— start of Data listing —

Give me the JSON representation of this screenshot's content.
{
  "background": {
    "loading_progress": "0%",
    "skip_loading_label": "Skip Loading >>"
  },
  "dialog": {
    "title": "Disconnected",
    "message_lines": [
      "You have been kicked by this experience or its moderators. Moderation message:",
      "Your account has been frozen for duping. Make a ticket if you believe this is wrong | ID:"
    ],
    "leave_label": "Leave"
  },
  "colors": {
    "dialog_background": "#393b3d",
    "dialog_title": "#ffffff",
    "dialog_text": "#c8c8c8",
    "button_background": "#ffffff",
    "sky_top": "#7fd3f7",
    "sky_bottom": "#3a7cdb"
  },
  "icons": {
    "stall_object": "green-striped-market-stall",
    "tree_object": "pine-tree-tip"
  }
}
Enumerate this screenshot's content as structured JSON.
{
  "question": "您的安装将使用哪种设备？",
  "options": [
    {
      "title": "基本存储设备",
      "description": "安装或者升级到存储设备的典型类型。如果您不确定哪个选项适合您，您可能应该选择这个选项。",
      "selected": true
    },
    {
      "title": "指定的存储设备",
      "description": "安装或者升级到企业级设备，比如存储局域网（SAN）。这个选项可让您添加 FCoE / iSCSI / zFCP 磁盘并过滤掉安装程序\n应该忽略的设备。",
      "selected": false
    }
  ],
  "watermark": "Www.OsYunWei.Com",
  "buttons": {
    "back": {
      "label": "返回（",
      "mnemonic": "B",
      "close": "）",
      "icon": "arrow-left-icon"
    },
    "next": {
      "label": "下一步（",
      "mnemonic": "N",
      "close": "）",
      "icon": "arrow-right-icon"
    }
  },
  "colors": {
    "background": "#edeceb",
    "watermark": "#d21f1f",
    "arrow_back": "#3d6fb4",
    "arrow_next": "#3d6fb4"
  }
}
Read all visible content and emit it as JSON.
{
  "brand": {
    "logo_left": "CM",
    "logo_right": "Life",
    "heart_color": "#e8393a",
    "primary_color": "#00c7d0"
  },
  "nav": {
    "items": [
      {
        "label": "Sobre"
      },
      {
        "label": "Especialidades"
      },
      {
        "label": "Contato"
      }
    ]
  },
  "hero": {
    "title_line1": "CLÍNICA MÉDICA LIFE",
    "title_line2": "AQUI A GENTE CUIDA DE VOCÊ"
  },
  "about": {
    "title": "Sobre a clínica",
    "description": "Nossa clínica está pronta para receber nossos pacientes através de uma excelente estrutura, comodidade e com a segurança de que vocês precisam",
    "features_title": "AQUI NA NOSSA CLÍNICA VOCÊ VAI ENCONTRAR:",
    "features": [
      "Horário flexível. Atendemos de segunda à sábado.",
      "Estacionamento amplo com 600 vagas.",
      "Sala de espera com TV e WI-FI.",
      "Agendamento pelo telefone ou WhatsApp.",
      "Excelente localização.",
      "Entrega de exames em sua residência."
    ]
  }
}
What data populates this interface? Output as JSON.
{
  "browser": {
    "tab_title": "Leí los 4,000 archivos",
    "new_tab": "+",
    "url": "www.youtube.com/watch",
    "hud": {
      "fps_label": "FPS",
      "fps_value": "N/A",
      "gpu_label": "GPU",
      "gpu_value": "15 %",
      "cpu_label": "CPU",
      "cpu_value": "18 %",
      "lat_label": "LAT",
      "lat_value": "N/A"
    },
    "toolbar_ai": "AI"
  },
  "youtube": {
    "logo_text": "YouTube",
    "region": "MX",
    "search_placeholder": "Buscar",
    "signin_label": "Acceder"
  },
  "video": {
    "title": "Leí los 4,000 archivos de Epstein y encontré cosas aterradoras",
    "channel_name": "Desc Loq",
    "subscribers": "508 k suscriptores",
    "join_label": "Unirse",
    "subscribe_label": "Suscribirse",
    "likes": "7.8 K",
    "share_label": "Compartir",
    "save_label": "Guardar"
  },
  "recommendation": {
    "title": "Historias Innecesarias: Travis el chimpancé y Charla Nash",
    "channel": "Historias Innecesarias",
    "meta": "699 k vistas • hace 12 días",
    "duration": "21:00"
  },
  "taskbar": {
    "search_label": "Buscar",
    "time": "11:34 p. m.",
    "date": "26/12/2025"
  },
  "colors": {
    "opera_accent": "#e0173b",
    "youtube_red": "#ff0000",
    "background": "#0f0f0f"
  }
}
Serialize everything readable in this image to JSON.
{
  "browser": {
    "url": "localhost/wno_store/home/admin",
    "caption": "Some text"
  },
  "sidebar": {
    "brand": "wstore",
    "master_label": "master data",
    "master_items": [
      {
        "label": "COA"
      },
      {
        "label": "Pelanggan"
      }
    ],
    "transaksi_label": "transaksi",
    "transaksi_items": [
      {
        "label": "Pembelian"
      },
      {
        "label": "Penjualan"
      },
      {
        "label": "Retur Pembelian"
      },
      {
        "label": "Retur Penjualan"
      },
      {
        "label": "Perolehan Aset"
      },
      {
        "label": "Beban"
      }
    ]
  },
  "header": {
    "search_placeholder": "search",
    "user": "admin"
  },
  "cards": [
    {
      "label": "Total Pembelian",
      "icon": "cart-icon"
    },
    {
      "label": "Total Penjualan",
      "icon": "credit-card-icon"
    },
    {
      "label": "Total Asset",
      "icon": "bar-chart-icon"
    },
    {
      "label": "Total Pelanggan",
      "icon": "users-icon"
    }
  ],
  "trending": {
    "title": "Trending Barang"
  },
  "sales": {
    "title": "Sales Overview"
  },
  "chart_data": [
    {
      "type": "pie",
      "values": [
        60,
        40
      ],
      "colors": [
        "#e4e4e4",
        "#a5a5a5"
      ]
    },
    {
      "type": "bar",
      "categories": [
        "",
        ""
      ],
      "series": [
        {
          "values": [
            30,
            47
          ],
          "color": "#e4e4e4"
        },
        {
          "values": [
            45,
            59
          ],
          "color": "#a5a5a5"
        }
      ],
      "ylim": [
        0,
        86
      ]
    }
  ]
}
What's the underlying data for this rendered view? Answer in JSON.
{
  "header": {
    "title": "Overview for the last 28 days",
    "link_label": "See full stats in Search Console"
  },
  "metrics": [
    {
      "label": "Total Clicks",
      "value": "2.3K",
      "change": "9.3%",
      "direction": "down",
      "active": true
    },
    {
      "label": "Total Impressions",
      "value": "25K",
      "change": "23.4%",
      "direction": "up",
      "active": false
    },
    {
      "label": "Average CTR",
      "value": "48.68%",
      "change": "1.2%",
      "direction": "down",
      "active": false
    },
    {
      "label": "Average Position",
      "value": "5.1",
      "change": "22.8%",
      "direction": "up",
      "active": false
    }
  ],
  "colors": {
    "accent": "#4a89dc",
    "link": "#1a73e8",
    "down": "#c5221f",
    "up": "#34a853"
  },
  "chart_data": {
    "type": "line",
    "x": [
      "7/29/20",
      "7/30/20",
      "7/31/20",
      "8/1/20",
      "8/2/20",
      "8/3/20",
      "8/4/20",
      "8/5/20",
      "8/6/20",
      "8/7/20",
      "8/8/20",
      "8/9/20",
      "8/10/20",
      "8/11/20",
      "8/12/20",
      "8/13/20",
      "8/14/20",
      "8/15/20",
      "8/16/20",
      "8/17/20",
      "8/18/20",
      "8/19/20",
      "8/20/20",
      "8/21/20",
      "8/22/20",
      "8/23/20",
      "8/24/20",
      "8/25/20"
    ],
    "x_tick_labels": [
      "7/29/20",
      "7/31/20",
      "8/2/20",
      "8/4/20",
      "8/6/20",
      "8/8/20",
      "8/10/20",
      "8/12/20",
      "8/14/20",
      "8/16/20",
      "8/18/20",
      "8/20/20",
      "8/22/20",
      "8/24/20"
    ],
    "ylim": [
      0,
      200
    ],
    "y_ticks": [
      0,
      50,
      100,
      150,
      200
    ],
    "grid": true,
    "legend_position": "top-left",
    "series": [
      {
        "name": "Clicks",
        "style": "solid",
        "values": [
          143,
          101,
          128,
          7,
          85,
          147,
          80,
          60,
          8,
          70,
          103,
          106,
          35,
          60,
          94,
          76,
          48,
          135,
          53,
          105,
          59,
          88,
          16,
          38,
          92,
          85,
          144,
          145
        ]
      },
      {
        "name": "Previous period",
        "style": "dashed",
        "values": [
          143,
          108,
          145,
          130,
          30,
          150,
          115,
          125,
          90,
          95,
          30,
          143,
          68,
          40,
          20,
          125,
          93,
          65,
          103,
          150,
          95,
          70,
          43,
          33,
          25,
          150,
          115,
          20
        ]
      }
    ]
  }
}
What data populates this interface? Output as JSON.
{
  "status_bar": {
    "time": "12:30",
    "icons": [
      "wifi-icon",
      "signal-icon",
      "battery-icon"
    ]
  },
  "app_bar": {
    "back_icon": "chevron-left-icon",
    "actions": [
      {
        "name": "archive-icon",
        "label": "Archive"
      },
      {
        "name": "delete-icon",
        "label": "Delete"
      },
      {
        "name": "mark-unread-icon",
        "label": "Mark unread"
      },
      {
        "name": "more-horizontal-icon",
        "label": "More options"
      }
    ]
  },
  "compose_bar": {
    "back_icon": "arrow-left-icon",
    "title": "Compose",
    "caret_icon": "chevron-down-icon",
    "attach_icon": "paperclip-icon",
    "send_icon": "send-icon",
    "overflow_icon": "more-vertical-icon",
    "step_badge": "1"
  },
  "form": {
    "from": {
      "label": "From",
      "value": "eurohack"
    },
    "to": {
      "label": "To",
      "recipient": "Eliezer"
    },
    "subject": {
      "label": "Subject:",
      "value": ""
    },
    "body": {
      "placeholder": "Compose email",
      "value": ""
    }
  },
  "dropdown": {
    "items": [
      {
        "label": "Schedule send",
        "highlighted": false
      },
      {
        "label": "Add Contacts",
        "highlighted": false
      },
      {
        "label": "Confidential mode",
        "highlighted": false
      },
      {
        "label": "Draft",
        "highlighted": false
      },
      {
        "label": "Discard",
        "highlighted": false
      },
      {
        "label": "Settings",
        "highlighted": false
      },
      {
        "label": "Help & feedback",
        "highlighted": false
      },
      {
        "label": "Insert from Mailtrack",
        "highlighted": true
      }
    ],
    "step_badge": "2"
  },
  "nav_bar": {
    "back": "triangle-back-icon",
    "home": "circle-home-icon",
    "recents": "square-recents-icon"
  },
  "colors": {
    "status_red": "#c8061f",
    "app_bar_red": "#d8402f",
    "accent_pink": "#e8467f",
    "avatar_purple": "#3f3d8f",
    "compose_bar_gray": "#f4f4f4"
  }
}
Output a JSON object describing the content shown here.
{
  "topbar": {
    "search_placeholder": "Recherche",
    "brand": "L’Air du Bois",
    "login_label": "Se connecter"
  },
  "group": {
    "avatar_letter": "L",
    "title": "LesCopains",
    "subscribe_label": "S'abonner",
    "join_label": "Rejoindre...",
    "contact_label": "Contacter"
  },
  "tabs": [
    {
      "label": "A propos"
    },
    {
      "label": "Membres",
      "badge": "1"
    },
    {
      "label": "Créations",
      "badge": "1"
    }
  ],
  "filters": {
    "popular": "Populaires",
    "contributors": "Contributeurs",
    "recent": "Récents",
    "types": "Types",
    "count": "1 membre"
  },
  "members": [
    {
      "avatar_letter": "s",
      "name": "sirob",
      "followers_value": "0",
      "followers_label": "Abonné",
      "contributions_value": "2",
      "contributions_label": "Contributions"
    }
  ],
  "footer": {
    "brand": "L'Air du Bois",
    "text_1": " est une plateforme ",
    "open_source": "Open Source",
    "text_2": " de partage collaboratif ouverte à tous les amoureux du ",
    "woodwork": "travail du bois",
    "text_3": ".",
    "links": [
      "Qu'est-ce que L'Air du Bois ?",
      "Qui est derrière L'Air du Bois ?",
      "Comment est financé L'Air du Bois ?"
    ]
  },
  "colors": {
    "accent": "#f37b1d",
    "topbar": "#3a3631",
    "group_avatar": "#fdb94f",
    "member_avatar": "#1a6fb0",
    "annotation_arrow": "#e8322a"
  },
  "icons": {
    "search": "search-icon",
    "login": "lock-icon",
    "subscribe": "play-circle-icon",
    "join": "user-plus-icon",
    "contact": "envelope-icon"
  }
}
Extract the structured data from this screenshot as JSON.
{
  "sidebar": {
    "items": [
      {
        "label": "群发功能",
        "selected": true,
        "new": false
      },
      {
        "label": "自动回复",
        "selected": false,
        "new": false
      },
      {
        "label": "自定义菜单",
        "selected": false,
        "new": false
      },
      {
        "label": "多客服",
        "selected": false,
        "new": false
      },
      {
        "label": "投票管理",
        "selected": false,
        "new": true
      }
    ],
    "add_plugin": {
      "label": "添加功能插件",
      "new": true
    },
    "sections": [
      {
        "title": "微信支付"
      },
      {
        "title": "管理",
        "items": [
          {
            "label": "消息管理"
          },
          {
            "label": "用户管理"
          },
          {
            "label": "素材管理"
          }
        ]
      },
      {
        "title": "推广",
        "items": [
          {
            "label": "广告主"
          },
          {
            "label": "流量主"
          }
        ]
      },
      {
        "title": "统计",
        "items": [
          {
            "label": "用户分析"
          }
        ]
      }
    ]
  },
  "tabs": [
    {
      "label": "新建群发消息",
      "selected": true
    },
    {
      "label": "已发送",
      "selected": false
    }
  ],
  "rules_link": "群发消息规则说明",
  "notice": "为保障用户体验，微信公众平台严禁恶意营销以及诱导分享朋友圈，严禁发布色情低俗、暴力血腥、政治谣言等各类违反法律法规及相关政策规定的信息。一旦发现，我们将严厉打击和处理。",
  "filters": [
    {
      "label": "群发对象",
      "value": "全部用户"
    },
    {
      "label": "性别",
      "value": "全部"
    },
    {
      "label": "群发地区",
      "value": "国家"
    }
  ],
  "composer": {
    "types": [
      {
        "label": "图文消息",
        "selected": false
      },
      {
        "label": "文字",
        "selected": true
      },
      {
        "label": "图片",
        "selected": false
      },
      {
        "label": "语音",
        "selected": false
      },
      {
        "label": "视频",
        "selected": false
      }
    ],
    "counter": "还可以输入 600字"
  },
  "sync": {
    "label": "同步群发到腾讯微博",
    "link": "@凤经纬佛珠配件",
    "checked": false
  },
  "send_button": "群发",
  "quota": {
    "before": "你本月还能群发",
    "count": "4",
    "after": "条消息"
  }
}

— end of Data listing —

▶ **Exercise**
Work through the data and report how many of its lines hold the word "circle", giving only the figure.

▶ **Result of the task**
2